*** Document passage ***

In his early years Erv was a professional draftsman and you can see his clarity of thought and intent in every paper he ever made, even his scribbles. Almost all of these designs were digitized by Kraig Grady, Terumi Narushima, and Stephen Taylor and are hosted on anaphoria.com. There were many days where I would in the morning be working with the finest pencil drawings by the most talented Disney animators and then come home to dwell on Erv’s superb drawings. This was a man who was every bit as sensitive to subtle curves and fine shadings of hyper dimensional objects and drafting huge numerical tables as the professional artists at Disney.

As technology progressed personal computers became more powerful I moved towards software synthesis expressed as plugins in sequencers such as ProTools, Cubase, and Ableton Live. From about 2000 to 2008 I explored many third party plugin developers such as Native Instruments Reaktor. A desktop computer with this software was say $4K. But I found that support for microtonality was non-existent or inconsistent. And you couldn’t develop code for these instruments which blocked me from not only my personal creative medium, but also from implementing the most important idea of Erv: interactively reseeding his designs with the ones of your own personal aesthetic.

From that first day I met Erv he said that he always wanted new generations to grow up with these scales. Fast-forward to 2019: Hundreds of millions of people have mobile phones and tablets which are less than $1K.  In many countries around the world these devices are subsidized. We now find ourselves in a situation where children who, unlike myself, can grow up with palettes of pitches as an expected creative choice in their music. An independent developer in his spare time can distribute free applications around the world.

*** Listed records ***

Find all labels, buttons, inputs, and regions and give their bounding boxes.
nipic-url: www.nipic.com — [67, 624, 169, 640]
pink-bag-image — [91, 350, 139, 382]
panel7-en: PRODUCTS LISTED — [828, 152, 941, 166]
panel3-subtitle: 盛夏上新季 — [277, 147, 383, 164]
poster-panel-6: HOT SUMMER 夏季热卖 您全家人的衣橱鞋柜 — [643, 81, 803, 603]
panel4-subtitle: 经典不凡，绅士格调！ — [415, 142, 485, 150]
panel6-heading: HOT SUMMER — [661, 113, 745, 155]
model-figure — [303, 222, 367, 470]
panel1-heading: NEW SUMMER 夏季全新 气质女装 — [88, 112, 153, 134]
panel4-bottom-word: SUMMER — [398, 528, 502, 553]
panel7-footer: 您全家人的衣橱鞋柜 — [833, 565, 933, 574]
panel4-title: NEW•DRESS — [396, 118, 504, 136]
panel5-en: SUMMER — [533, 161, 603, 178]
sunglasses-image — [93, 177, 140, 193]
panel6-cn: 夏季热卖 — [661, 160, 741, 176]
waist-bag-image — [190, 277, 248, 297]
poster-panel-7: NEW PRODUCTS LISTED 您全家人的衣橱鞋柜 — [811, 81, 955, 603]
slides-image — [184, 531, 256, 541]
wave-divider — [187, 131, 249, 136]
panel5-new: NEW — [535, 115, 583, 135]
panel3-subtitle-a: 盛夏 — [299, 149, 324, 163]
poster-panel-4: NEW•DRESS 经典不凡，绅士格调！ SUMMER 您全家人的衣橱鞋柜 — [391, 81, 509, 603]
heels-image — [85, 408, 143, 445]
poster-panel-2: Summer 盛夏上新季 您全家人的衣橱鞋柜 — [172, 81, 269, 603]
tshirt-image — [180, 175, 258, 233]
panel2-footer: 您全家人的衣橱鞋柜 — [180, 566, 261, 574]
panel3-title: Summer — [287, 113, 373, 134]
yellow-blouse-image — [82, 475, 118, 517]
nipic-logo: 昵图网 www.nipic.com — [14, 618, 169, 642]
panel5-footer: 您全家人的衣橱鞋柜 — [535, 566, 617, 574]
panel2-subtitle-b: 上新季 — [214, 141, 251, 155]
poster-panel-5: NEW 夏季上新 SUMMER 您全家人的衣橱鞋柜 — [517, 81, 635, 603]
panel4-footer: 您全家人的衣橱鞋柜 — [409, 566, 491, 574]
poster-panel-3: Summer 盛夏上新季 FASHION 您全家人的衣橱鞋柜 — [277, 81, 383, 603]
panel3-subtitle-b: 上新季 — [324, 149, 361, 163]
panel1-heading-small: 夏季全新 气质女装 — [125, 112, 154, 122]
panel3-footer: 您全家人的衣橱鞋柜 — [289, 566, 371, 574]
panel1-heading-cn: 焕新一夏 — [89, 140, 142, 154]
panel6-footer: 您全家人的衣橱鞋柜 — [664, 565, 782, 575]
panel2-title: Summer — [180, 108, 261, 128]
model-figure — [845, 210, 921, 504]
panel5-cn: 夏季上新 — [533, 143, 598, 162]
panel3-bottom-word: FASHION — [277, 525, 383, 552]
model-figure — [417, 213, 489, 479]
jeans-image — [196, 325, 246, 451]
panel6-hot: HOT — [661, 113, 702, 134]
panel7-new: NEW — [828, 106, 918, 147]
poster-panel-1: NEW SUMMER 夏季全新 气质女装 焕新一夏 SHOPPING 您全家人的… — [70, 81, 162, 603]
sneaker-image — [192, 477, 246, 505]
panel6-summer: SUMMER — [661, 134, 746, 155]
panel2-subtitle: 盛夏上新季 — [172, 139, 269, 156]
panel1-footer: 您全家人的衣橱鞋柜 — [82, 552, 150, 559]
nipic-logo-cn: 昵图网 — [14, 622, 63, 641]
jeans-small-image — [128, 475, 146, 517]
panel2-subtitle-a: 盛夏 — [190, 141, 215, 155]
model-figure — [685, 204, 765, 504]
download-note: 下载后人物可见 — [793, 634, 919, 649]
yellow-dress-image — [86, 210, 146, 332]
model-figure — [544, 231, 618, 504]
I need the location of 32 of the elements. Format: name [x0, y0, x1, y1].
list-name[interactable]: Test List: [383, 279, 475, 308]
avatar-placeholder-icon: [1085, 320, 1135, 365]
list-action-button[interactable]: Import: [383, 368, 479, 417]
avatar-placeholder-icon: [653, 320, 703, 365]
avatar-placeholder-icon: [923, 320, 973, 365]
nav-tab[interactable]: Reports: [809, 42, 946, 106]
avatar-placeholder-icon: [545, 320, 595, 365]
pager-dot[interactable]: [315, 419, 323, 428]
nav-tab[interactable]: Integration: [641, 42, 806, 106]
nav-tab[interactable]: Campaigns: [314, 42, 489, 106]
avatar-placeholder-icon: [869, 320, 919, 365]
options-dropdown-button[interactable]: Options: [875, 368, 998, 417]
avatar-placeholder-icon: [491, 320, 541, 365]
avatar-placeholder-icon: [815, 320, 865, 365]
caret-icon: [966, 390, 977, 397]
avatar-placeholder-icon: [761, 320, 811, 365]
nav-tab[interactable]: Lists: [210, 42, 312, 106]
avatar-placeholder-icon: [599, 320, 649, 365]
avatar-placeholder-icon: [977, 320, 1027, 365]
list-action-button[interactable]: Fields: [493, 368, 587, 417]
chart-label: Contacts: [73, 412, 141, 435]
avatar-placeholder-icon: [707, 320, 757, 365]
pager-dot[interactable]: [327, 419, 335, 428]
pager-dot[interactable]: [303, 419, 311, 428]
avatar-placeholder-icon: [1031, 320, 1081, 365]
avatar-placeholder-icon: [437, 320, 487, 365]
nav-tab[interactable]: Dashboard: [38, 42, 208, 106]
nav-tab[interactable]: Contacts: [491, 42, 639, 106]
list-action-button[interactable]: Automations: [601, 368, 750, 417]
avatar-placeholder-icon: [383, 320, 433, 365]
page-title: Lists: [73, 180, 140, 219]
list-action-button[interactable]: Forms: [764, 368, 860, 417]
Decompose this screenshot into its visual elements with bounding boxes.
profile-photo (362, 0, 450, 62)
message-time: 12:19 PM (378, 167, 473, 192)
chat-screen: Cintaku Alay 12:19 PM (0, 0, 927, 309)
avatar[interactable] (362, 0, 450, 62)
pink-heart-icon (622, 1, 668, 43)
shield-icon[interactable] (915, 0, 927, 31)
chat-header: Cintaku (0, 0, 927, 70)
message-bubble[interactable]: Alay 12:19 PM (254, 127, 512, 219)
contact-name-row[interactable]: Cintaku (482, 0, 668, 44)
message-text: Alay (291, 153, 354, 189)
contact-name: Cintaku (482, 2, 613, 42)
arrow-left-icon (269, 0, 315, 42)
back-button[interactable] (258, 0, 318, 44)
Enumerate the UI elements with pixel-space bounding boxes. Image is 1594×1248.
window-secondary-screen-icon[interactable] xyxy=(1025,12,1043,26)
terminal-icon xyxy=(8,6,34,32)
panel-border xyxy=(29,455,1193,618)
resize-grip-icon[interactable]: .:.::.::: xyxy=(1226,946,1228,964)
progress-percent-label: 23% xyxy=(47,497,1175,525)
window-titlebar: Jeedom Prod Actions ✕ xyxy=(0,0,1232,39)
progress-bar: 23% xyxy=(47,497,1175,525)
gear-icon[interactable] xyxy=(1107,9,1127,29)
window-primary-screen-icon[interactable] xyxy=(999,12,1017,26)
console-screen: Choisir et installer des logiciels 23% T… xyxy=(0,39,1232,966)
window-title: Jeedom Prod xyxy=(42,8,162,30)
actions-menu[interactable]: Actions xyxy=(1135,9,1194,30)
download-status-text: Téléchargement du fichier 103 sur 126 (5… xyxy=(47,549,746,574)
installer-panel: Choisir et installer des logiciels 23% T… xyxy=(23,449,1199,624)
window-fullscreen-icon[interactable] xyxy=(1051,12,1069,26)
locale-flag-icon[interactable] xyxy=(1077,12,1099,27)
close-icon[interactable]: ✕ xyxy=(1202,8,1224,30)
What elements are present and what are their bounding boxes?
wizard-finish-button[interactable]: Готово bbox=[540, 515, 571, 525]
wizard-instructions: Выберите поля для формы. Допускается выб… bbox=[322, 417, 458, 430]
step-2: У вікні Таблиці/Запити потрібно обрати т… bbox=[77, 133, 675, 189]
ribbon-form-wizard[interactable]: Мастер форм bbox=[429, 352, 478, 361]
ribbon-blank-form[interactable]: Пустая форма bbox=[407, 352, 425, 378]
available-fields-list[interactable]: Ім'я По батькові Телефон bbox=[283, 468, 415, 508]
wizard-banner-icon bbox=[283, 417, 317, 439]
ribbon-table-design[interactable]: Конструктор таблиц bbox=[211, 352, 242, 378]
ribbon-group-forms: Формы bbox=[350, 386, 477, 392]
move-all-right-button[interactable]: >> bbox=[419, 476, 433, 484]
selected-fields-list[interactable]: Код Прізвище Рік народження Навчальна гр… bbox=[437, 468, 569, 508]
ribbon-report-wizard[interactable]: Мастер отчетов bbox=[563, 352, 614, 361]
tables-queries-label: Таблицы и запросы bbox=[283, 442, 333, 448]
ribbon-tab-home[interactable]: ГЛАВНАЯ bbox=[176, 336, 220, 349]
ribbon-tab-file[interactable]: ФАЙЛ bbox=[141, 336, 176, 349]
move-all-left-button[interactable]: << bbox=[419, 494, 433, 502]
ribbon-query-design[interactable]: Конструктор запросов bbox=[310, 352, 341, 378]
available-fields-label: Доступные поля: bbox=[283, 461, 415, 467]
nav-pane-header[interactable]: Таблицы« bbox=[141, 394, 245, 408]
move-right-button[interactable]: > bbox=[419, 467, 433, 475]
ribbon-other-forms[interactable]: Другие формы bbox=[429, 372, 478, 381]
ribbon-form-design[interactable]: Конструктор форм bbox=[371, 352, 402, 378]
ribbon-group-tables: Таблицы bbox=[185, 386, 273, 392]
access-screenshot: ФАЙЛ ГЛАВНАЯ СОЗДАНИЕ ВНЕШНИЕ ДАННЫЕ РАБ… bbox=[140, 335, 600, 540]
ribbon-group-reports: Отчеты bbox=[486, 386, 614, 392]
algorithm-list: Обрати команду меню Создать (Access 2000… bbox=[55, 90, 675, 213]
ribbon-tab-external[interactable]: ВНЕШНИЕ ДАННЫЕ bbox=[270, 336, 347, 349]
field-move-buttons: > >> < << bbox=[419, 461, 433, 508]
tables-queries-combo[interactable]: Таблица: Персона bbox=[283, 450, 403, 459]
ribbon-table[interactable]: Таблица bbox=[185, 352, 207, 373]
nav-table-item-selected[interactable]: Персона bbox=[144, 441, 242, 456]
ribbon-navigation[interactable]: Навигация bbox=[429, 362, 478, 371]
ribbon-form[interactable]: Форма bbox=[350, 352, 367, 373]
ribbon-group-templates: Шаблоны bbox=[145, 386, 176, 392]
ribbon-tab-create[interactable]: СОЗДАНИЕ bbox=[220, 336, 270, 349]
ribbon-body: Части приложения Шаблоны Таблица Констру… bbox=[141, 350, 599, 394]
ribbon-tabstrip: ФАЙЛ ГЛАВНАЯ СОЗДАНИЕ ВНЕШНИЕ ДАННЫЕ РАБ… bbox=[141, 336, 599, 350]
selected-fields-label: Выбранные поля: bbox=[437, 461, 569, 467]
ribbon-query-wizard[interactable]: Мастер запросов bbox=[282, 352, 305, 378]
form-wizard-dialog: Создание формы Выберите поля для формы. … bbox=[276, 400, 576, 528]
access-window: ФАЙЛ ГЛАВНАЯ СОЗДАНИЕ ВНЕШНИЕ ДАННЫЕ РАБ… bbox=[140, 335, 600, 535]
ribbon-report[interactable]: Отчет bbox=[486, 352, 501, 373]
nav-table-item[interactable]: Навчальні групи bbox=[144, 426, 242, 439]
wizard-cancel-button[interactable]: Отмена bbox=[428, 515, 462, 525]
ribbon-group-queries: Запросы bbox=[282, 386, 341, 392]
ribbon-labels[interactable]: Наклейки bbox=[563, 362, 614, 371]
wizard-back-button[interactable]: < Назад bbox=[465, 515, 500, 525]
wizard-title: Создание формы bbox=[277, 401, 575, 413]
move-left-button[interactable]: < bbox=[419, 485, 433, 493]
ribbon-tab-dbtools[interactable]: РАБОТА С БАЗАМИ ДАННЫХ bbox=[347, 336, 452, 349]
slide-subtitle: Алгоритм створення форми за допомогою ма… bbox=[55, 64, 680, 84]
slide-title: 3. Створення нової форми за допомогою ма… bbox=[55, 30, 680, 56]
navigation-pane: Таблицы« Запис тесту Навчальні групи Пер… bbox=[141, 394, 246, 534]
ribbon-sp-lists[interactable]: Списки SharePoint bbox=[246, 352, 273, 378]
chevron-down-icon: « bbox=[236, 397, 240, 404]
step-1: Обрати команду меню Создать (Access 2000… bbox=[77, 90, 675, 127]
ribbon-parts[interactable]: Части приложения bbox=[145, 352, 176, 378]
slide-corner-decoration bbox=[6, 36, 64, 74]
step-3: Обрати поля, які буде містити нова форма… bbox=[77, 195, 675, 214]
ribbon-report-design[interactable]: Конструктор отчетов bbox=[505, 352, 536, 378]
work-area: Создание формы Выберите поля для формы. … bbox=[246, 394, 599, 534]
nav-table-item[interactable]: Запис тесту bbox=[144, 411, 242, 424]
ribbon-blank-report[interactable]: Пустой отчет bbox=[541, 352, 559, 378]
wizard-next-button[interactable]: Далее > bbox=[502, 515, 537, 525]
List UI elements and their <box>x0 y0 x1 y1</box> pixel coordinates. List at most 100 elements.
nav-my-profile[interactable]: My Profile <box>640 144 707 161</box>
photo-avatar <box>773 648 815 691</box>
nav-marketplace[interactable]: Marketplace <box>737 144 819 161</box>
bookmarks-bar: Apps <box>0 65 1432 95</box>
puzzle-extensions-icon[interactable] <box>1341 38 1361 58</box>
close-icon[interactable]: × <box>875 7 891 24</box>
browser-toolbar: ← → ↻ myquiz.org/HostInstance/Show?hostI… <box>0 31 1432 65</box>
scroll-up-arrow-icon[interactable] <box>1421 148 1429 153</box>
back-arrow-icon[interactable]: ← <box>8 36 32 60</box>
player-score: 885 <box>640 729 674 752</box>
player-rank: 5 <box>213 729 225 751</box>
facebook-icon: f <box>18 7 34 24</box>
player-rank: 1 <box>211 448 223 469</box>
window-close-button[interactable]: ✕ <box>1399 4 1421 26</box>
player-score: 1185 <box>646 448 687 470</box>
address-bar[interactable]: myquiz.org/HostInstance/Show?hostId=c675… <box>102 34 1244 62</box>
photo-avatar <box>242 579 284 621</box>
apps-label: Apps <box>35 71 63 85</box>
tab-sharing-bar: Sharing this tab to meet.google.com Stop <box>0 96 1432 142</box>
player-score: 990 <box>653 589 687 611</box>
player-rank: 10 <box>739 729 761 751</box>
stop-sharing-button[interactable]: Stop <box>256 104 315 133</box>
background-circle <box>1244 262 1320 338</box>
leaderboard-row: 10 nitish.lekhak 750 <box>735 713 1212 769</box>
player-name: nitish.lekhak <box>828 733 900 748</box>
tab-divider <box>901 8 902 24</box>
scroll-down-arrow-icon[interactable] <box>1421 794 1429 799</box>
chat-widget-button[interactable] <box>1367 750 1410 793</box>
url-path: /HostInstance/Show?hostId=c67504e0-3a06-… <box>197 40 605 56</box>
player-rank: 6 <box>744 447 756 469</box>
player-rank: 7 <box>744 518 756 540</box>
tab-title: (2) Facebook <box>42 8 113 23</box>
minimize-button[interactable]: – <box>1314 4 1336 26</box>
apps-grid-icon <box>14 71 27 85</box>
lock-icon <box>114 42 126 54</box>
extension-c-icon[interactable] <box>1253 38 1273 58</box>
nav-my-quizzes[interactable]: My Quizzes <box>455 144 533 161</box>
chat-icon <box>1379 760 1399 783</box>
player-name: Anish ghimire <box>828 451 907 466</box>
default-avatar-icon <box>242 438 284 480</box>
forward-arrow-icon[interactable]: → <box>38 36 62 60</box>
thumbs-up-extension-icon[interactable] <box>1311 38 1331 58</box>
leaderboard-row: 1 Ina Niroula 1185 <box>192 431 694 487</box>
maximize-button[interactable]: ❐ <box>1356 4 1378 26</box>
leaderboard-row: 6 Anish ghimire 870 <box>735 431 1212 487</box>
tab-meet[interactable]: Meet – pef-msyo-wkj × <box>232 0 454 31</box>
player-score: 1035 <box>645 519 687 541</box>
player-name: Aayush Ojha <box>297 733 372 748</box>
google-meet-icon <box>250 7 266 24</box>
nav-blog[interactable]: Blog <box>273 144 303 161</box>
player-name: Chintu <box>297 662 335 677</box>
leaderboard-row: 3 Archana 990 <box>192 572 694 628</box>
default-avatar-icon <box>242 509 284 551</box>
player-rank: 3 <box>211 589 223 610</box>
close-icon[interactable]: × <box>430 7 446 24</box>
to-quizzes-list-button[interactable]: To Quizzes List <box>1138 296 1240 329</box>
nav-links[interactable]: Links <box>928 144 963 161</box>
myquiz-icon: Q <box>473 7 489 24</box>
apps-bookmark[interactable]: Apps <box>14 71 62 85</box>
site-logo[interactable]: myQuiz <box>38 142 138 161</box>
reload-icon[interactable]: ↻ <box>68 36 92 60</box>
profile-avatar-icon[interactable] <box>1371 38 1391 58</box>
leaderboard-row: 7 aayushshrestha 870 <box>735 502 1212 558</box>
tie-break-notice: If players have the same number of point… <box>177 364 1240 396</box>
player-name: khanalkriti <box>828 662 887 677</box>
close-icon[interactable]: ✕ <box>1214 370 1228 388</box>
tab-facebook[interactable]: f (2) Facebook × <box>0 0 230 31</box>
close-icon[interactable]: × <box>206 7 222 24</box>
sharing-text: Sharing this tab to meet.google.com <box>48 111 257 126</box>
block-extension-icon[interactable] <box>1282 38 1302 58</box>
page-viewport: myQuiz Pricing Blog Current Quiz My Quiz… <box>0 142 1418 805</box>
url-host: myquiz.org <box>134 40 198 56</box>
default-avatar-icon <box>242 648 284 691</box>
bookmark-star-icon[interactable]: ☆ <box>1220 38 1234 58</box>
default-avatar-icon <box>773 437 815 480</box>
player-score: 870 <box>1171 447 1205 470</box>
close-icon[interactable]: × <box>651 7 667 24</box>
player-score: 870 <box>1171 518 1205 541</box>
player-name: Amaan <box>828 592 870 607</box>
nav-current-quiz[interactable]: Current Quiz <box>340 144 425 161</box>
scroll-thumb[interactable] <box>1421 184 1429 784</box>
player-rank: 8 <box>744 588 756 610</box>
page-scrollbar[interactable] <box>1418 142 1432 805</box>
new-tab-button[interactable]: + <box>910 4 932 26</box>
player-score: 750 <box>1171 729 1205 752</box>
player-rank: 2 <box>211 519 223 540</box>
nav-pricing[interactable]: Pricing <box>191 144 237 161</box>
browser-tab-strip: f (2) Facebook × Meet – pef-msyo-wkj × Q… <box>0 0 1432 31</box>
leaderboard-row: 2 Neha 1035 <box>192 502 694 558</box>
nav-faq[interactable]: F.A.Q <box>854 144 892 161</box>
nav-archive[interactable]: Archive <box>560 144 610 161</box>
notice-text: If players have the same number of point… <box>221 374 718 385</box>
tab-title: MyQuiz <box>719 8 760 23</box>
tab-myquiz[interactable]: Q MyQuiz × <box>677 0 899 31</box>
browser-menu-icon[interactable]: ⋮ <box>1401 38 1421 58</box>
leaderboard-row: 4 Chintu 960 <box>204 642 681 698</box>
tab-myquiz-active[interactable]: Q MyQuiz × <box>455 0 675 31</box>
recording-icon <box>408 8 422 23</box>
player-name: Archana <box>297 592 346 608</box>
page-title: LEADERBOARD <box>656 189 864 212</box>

***

Repeat the text about Erv and microtonal music tools word for word, everything from "As technology progressed" down to "own personal aesthetic.".

#### Written solution:
As technology progressed personal computers became more powerful I moved towards software synthesis expressed as plugins in sequencers such as ProTools, Cubase, and Ableton Live. From about 2000 to 2008 I explored many third party plugin developers such as Native Instruments Reaktor. A desktop computer with this software was say $4K. But I found that support for microtonality was non-existent or inconsistent. And you couldn’t develop code for these instruments which blocked me from not only my personal creative medium, but also from implementing the most important idea of Erv: interactively reseeding his designs with the ones of your own personal aesthetic.